• 所给材料:
____________________

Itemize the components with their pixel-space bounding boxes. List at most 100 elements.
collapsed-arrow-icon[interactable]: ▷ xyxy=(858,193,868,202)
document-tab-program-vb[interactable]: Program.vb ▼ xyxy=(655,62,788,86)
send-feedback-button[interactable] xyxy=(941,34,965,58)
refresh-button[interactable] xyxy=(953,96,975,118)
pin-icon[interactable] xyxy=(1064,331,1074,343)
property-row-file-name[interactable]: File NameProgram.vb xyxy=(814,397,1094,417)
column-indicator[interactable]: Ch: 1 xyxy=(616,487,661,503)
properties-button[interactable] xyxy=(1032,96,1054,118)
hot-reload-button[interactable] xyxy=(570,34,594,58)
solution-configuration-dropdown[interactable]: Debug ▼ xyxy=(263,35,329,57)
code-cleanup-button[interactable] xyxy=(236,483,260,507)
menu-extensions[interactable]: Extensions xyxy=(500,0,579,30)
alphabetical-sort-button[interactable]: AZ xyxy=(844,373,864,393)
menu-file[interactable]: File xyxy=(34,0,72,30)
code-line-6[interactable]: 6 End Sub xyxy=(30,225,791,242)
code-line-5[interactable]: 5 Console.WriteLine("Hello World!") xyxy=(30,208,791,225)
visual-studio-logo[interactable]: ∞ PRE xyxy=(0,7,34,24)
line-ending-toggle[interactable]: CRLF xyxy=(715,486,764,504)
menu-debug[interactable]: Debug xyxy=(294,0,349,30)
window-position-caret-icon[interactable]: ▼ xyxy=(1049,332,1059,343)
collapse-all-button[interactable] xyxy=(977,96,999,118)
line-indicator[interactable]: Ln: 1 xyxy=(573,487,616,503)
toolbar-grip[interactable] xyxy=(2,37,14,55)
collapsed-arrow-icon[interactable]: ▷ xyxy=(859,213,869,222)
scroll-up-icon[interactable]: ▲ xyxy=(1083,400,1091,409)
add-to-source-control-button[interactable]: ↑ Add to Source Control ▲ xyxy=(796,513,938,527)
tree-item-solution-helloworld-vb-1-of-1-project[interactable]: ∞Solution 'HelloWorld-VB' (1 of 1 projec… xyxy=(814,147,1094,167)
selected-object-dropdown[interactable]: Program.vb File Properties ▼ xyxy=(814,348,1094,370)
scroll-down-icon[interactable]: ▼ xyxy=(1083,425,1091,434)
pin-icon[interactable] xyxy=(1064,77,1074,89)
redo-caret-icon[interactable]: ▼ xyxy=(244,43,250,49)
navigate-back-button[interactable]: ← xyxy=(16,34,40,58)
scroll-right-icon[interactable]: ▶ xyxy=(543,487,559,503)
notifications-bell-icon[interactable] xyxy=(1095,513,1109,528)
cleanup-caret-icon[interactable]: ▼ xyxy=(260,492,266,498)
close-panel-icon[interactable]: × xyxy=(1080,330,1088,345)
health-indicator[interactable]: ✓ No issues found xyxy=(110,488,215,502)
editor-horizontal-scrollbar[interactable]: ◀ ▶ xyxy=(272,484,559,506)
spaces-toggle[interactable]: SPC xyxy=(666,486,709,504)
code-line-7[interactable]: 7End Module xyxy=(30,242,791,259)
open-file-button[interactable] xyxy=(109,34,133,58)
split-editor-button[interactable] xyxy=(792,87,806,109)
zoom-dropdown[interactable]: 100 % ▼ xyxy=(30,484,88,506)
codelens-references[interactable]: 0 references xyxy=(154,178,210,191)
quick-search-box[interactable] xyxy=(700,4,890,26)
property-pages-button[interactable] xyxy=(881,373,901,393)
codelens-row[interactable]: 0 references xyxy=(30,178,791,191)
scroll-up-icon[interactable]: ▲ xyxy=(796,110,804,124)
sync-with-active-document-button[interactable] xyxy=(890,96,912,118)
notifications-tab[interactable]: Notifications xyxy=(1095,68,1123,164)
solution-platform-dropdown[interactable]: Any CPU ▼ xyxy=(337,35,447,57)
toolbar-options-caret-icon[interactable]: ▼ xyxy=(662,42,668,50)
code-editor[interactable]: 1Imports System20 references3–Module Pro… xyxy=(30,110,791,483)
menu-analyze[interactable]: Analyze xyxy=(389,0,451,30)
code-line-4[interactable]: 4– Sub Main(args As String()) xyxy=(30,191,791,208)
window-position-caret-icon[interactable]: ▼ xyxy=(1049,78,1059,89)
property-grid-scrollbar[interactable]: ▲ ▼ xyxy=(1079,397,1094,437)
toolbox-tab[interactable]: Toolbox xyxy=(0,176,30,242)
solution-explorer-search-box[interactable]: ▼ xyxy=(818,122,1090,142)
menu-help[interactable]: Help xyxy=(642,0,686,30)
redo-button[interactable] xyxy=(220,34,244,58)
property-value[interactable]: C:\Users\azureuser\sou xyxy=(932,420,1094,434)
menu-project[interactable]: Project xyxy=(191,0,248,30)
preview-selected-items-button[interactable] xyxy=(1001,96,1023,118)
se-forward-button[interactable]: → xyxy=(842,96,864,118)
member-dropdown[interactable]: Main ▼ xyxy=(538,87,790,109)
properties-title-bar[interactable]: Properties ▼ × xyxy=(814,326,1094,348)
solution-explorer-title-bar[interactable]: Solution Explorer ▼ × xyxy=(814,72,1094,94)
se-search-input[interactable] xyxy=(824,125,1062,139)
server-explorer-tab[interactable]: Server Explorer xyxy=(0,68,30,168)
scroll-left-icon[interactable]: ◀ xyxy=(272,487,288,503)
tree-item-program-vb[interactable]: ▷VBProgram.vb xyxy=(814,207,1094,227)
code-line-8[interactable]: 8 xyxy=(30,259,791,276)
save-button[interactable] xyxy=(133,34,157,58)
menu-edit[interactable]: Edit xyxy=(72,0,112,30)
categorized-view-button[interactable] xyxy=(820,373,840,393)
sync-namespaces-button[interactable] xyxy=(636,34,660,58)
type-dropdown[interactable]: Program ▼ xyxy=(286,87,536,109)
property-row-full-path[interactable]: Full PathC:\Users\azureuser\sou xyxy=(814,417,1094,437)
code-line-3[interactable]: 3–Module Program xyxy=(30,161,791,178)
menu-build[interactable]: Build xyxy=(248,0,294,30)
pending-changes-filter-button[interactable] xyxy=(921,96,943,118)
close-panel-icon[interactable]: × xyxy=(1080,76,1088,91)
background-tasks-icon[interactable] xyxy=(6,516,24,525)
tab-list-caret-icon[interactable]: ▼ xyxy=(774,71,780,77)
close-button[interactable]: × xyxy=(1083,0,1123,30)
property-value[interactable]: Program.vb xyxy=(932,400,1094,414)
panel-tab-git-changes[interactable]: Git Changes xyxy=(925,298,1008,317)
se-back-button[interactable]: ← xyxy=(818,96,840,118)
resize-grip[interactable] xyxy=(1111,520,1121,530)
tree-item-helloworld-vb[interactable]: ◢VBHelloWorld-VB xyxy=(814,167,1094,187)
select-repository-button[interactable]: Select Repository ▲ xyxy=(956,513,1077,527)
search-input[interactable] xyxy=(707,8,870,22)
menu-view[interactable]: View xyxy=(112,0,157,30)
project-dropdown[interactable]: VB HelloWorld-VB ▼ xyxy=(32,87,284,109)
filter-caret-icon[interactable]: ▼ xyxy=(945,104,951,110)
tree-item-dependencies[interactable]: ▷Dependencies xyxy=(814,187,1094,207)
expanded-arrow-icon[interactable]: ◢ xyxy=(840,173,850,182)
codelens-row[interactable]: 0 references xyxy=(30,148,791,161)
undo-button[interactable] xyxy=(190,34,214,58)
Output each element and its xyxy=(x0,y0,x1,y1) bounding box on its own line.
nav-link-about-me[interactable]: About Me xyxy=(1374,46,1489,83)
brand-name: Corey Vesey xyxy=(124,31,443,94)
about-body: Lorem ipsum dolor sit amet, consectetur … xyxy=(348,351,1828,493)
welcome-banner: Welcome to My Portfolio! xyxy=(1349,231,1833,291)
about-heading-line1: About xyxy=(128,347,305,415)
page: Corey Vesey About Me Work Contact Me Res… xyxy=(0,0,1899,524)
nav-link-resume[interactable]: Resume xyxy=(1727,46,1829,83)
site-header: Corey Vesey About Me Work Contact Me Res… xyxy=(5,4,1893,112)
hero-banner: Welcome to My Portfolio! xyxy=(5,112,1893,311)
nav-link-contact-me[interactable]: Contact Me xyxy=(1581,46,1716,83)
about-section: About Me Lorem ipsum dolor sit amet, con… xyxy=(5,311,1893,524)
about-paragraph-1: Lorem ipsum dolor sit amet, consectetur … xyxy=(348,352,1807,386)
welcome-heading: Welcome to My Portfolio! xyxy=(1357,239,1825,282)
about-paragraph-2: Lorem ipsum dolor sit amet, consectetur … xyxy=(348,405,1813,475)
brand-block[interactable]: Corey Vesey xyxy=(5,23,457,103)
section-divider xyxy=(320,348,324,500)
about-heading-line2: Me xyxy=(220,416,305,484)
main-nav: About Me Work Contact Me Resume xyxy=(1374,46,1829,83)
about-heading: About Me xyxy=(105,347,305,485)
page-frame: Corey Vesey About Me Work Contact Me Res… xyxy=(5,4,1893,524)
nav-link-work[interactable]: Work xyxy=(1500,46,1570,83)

____________________

• 你的任务:
从上面各行的第一行开始逐字照抄，抄完含有“menu-extensions[interactable]: Extensions xyxy=(500,0,579,30)”的那一行后停止。

• 本题结果:
Itemize the components with their pixel-space bounding boxes. List at most 100 elements.
collapsed-arrow-icon[interactable]: ▷ xyxy=(858,193,868,202)
document-tab-program-vb[interactable]: Program.vb ▼ xyxy=(655,62,788,86)
send-feedback-button[interactable] xyxy=(941,34,965,58)
refresh-button[interactable] xyxy=(953,96,975,118)
pin-icon[interactable] xyxy=(1064,331,1074,343)
property-row-file-name[interactable]: File NameProgram.vb xyxy=(814,397,1094,417)
column-indicator[interactable]: Ch: 1 xyxy=(616,487,661,503)
properties-button[interactable] xyxy=(1032,96,1054,118)
hot-reload-button[interactable] xyxy=(570,34,594,58)
solution-configuration-dropdown[interactable]: Debug ▼ xyxy=(263,35,329,57)
code-cleanup-button[interactable] xyxy=(236,483,260,507)
menu-extensions[interactable]: Extensions xyxy=(500,0,579,30)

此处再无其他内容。